### Records for the exercise
· · · · ·

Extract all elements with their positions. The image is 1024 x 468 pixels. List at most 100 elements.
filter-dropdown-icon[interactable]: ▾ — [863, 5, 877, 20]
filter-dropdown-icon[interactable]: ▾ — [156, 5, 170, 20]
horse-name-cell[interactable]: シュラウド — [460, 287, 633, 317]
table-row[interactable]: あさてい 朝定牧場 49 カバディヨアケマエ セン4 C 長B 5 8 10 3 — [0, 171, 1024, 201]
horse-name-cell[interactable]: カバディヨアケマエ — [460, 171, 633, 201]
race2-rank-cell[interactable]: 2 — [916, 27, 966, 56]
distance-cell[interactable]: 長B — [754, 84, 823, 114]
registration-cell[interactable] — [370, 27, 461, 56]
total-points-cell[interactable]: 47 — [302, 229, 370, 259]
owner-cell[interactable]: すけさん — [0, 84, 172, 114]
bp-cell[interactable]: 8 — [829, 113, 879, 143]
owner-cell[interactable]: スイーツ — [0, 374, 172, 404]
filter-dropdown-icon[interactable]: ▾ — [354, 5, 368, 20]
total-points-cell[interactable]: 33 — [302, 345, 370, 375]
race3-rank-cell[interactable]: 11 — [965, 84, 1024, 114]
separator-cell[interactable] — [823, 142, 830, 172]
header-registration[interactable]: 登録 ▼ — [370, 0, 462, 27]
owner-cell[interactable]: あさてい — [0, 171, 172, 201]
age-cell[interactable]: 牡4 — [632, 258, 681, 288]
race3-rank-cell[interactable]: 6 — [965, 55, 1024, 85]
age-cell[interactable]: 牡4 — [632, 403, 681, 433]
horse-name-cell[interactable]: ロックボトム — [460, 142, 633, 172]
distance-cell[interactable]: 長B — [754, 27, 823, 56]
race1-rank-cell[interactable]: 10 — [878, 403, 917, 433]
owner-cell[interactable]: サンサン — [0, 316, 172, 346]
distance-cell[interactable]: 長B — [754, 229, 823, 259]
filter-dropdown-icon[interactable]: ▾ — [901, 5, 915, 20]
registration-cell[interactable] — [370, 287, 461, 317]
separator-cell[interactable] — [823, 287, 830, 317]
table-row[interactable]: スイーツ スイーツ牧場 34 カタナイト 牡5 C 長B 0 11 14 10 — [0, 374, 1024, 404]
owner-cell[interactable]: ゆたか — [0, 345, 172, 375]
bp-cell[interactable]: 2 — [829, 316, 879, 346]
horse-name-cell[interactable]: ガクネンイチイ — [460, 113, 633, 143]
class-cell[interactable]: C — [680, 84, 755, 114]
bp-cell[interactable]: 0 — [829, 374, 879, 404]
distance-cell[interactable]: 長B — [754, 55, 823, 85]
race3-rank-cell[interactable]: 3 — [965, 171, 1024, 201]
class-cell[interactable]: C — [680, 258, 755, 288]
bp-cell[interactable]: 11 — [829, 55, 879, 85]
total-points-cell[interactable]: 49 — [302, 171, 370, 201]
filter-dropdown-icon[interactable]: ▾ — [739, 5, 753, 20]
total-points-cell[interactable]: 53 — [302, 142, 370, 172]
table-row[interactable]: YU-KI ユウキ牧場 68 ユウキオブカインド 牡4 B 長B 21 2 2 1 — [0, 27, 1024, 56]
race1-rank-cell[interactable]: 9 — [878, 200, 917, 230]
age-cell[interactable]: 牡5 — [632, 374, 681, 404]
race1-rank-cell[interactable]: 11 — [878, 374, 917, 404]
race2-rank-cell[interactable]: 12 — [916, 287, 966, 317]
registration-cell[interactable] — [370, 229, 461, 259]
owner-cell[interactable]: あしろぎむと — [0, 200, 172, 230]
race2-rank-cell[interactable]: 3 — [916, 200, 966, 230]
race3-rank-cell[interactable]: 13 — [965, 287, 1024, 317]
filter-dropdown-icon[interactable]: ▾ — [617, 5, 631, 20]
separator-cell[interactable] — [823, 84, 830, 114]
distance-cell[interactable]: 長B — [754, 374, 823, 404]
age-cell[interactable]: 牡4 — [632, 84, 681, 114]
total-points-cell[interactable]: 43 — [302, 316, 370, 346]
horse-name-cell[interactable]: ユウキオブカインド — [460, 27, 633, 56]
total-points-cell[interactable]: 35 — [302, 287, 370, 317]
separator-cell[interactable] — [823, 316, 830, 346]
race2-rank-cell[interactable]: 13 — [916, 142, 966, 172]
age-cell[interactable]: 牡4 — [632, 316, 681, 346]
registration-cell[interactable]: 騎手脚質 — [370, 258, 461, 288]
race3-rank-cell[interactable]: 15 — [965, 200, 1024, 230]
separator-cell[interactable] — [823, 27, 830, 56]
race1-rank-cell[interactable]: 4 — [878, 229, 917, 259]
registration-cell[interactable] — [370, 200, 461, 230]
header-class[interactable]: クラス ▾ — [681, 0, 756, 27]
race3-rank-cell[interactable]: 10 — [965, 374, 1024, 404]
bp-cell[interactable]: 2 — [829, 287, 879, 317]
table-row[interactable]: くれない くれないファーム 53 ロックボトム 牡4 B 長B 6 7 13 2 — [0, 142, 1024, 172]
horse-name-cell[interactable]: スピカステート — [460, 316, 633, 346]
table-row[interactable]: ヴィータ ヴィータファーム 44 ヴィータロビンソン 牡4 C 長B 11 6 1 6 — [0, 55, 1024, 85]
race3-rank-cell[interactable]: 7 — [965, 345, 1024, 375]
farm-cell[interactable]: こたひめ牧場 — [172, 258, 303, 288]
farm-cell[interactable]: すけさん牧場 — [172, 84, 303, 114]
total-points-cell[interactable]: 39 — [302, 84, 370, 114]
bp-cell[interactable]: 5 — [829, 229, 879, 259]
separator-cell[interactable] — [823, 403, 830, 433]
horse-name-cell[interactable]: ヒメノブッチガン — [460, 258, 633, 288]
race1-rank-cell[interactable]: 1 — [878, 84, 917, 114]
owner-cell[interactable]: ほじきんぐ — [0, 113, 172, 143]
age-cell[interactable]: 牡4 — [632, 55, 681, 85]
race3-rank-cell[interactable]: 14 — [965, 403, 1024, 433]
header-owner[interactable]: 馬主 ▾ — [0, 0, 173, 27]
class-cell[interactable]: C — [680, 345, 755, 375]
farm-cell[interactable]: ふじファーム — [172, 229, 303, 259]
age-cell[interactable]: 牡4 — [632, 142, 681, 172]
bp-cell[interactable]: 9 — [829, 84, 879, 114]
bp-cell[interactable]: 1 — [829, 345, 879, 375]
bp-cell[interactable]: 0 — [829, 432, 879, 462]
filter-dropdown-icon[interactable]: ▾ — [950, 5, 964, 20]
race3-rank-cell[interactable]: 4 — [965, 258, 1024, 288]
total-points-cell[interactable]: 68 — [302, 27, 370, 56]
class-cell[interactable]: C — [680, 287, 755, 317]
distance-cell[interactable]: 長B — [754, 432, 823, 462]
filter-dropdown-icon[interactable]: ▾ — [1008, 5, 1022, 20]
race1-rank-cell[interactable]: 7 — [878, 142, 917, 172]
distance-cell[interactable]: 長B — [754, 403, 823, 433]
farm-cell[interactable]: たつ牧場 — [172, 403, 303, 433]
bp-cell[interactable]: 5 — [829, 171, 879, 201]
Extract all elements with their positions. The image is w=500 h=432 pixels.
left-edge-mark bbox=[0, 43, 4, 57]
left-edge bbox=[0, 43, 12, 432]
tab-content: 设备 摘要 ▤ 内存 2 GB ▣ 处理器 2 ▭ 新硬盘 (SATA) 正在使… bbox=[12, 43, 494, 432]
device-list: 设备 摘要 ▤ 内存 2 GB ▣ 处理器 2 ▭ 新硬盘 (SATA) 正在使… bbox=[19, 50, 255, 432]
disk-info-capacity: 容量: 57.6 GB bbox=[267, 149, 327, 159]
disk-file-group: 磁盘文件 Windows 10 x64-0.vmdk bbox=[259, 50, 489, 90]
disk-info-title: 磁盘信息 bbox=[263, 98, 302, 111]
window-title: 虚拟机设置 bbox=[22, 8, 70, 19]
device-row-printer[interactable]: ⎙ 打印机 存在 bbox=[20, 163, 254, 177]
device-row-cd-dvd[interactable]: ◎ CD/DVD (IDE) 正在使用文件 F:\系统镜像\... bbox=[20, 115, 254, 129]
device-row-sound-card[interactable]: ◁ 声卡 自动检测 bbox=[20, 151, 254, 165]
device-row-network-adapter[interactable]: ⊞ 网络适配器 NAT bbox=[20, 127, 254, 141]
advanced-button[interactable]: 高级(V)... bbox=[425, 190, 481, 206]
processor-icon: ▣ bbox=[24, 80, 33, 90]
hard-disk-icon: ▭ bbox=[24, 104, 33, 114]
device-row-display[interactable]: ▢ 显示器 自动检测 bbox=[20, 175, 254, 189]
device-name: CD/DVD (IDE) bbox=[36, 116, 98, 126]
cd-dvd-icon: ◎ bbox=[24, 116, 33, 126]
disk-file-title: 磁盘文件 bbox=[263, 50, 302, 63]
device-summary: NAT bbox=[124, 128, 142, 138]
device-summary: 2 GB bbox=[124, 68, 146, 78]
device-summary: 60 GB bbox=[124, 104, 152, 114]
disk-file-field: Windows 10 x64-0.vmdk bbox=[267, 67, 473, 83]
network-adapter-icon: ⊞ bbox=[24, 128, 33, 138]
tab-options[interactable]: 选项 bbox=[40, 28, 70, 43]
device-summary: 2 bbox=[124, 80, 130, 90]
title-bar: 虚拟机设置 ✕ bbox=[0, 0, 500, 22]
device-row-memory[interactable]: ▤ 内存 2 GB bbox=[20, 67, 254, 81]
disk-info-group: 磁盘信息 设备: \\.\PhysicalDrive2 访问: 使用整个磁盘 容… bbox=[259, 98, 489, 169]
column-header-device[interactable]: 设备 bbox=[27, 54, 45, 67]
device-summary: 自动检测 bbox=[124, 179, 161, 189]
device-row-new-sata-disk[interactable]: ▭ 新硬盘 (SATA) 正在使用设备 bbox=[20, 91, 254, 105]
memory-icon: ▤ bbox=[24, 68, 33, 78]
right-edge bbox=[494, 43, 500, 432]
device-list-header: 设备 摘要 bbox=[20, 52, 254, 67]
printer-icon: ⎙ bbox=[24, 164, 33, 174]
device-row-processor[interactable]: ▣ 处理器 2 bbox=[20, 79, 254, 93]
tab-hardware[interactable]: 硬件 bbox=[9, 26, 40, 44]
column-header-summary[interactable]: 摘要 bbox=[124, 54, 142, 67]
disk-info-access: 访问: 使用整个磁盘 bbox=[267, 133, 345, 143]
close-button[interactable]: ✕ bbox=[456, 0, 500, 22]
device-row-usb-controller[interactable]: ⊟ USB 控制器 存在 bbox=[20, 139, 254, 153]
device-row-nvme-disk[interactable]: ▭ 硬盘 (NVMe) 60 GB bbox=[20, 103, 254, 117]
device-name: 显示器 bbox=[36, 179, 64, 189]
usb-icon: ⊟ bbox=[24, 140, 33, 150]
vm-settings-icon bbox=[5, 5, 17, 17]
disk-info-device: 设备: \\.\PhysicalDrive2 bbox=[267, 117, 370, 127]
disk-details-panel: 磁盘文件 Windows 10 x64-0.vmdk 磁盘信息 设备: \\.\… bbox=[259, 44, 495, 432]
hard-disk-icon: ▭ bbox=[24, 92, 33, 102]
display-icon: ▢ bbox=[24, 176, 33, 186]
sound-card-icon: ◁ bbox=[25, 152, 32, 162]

· · · · ·

### Your instructions
Copy the items, unchanged, from the first line through the line holding "age-cell[interactable]: 牡4 — [632, 403, 681, 433]", including both.

### The output
Extract all elements with their positions. The image is 1024 x 468 pixels. List at most 100 elements.
filter-dropdown-icon[interactable]: ▾ — [863, 5, 877, 20]
filter-dropdown-icon[interactable]: ▾ — [156, 5, 170, 20]
horse-name-cell[interactable]: シュラウド — [460, 287, 633, 317]
table-row[interactable]: あさてい 朝定牧場 49 カバディヨアケマエ セン4 C 長B 5 8 10 3 — [0, 171, 1024, 201]
horse-name-cell[interactable]: カバディヨアケマエ — [460, 171, 633, 201]
race2-rank-cell[interactable]: 2 — [916, 27, 966, 56]
distance-cell[interactable]: 長B — [754, 84, 823, 114]
registration-cell[interactable] — [370, 27, 461, 56]
total-points-cell[interactable]: 47 — [302, 229, 370, 259]
owner-cell[interactable]: すけさん — [0, 84, 172, 114]
bp-cell[interactable]: 8 — [829, 113, 879, 143]
owner-cell[interactable]: スイーツ — [0, 374, 172, 404]
filter-dropdown-icon[interactable]: ▾ — [354, 5, 368, 20]
total-points-cell[interactable]: 33 — [302, 345, 370, 375]
race3-rank-cell[interactable]: 11 — [965, 84, 1024, 114]
separator-cell[interactable] — [823, 142, 830, 172]
header-registration[interactable]: 登録 ▼ — [370, 0, 462, 27]
owner-cell[interactable]: あさてい — [0, 171, 172, 201]
age-cell[interactable]: 牡4 — [632, 258, 681, 288]
race3-rank-cell[interactable]: 6 — [965, 55, 1024, 85]
age-cell[interactable]: 牡4 — [632, 403, 681, 433]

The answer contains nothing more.